(Structured figure records)
[start]
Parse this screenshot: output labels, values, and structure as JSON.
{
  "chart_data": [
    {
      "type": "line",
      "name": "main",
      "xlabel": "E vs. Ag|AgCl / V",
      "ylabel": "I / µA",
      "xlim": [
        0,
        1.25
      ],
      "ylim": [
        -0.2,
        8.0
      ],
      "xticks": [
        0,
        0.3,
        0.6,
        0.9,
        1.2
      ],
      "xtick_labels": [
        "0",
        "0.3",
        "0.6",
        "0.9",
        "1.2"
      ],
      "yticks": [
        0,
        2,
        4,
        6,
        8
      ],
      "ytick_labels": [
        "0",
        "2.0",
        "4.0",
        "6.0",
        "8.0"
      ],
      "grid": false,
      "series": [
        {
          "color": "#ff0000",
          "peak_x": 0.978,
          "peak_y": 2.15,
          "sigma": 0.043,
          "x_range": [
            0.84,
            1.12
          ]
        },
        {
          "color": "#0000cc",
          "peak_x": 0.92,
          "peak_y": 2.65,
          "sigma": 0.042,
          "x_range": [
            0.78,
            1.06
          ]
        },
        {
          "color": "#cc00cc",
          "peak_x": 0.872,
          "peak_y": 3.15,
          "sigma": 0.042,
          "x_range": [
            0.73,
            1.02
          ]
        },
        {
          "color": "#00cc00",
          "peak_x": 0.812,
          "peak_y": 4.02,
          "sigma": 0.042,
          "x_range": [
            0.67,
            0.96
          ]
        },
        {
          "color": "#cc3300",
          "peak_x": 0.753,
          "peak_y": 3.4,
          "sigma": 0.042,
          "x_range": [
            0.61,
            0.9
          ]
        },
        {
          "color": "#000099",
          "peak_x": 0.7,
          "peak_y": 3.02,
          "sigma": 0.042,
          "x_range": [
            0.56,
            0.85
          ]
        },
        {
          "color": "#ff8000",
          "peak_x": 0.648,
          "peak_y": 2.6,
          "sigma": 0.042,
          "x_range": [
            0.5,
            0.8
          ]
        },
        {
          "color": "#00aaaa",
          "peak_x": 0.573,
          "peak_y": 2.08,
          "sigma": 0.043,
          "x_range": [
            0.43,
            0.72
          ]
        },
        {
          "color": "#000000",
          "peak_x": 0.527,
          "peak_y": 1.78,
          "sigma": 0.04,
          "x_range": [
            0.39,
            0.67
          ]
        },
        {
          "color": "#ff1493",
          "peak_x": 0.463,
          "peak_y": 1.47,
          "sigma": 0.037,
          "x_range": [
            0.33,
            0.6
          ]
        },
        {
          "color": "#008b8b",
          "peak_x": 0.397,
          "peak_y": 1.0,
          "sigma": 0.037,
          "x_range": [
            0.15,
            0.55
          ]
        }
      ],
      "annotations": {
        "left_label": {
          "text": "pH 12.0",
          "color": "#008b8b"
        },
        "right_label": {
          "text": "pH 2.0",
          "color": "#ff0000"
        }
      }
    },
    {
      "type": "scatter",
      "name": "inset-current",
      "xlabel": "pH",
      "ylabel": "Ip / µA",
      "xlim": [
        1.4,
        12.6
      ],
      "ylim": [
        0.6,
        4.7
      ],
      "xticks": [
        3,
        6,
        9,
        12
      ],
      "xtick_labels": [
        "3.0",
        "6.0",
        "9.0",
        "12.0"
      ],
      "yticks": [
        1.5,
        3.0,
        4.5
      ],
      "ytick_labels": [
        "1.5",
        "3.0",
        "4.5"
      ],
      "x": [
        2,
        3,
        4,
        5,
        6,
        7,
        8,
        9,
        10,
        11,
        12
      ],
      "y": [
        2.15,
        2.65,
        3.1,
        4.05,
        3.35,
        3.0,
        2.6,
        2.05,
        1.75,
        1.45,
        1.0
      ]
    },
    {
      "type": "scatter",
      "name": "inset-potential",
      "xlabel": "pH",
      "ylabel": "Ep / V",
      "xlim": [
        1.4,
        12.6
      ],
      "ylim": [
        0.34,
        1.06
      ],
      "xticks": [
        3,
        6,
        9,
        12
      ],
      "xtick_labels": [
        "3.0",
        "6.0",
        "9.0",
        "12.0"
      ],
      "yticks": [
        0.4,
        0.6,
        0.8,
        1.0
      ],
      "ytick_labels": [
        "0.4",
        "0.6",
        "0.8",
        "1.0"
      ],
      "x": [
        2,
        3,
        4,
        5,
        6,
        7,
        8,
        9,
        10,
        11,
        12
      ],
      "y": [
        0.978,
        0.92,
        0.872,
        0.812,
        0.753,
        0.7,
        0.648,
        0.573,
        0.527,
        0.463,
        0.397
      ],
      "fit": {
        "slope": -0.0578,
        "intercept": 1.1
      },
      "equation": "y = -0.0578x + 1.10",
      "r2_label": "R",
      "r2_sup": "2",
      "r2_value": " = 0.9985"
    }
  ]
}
[end]
## Work to do
Transcribe all of the material exactly. Omit nothing.

## The completed task
Parse this screenshot: output labels, values, and structure as JSON.
{
  "chart_data": [
    {
      "type": "line",
      "name": "main",
      "xlabel": "E vs. Ag|AgCl / V",
      "ylabel": "I / µA",
      "xlim": [
        0,
        1.25
      ],
      "ylim": [
        -0.2,
        8.0
      ],
      "xticks": [
        0,
        0.3,
        0.6,
        0.9,
        1.2
      ],
      "xtick_labels": [
        "0",
        "0.3",
        "0.6",
        "0.9",
        "1.2"
      ],
      "yticks": [
        0,
        2,
        4,
        6,
        8
      ],
      "ytick_labels": [
        "0",
        "2.0",
        "4.0",
        "6.0",
        "8.0"
      ],
      "grid": false,
      "series": [
        {
          "color": "#ff0000",
          "peak_x": 0.978,
          "peak_y": 2.15,
          "sigma": 0.043,
          "x_range": [
            0.84,
            1.12
          ]
        },
        {
          "color": "#0000cc",
          "peak_x": 0.92,
          "peak_y": 2.65,
          "sigma": 0.042,
          "x_range": [
            0.78,
            1.06
          ]
        },
        {
          "color": "#cc00cc",
          "peak_x": 0.872,
          "peak_y": 3.15,
          "sigma": 0.042,
          "x_range": [
            0.73,
            1.02
          ]
        },
        {
          "color": "#00cc00",
          "peak_x": 0.812,
          "peak_y": 4.02,
          "sigma": 0.042,
          "x_range": [
            0.67,
            0.96
          ]
        },
        {
          "color": "#cc3300",
          "peak_x": 0.753,
          "peak_y": 3.4,
          "sigma": 0.042,
          "x_range": [
            0.61,
            0.9
          ]
        },
        {
          "color": "#000099",
          "peak_x": 0.7,
          "peak_y": 3.02,
          "sigma": 0.042,
          "x_range": [
            0.56,
            0.85
          ]
        },
        {
          "color": "#ff8000",
          "peak_x": 0.648,
          "peak_y": 2.6,
          "sigma": 0.042,
          "x_range": [
            0.5,
            0.8
          ]
        },
        {
          "color": "#00aaaa",
          "peak_x": 0.573,
          "peak_y": 2.08,
          "sigma": 0.043,
          "x_range": [
            0.43,
            0.72
          ]
        },
        {
          "color": "#000000",
          "peak_x": 0.527,
          "peak_y": 1.78,
          "sigma": 0.04,
          "x_range": [
            0.39,
            0.67
          ]
        },
        {
          "color": "#ff1493",
          "peak_x": 0.463,
          "peak_y": 1.47,
          "sigma": 0.037,
          "x_range": [
            0.33,
            0.6
          ]
        },
        {
          "color": "#008b8b",
          "peak_x": 0.397,
          "peak_y": 1.0,
          "sigma": 0.037,
          "x_range": [
            0.15,
            0.55
          ]
        }
      ],
      "annotations": {
        "left_label": {
          "text": "pH 12.0",
          "color": "#008b8b"
        },
        "right_label": {
          "text": "pH 2.0",
          "color": "#ff0000"
        }
      }
    },
    {
      "type": "scatter",
      "name": "inset-current",
      "xlabel": "pH",
      "ylabel": "Ip / µA",
      "xlim": [
        1.4,
        12.6
      ],
      "ylim": [
        0.6,
        4.7
      ],
      "xticks": [
        3,
        6,
        9,
        12
      ],
      "xtick_labels": [
        "3.0",
        "6.0",
        "9.0",
        "12.0"
      ],
      "yticks": [
        1.5,
        3.0,
        4.5
      ],
      "ytick_labels": [
        "1.5",
        "3.0",
        "4.5"
      ],
      "x": [
        2,
        3,
        4,
        5,
        6,
        7,
        8,
        9,
        10,
        11,
        12
      ],
      "y": [
        2.15,
        2.65,
        3.1,
        4.05,
        3.35,
        3.0,
        2.6,
        2.05,
        1.75,
        1.45,
        1.0
      ]
    },
    {
      "type": "scatter",
      "name": "inset-potential",
      "xlabel": "pH",
      "ylabel": "Ep / V",
      "xlim": [
        1.4,
        12.6
      ],
      "ylim": [
        0.34,
        1.06
      ],
      "xticks": [
        3,
        6,
        9,
        12
      ],
      "xtick_labels": [
        "3.0",
        "6.0",
        "9.0",
        "12.0"
      ],
      "yticks": [
        0.4,
        0.6,
        0.8,
        1.0
      ],
      "ytick_labels": [
        "0.4",
        "0.6",
        "0.8",
        "1.0"
      ],
      "x": [
        2,
        3,
        4,
        5,
        6,
        7,
        8,
        9,
        10,
        11,
        12
      ],
      "y": [
        0.978,
        0.92,
        0.872,
        0.812,
        0.753,
        0.7,
        0.648,
        0.573,
        0.527,
        0.463,
        0.397
      ],
      "fit": {
        "slope": -0.0578,
        "intercept": 1.1
      },
      "equation": "y = -0.0578x + 1.10",
      "r2_label": "R",
      "r2_sup": "2",
      "r2_value": " = 0.9985"
    }
  ]
}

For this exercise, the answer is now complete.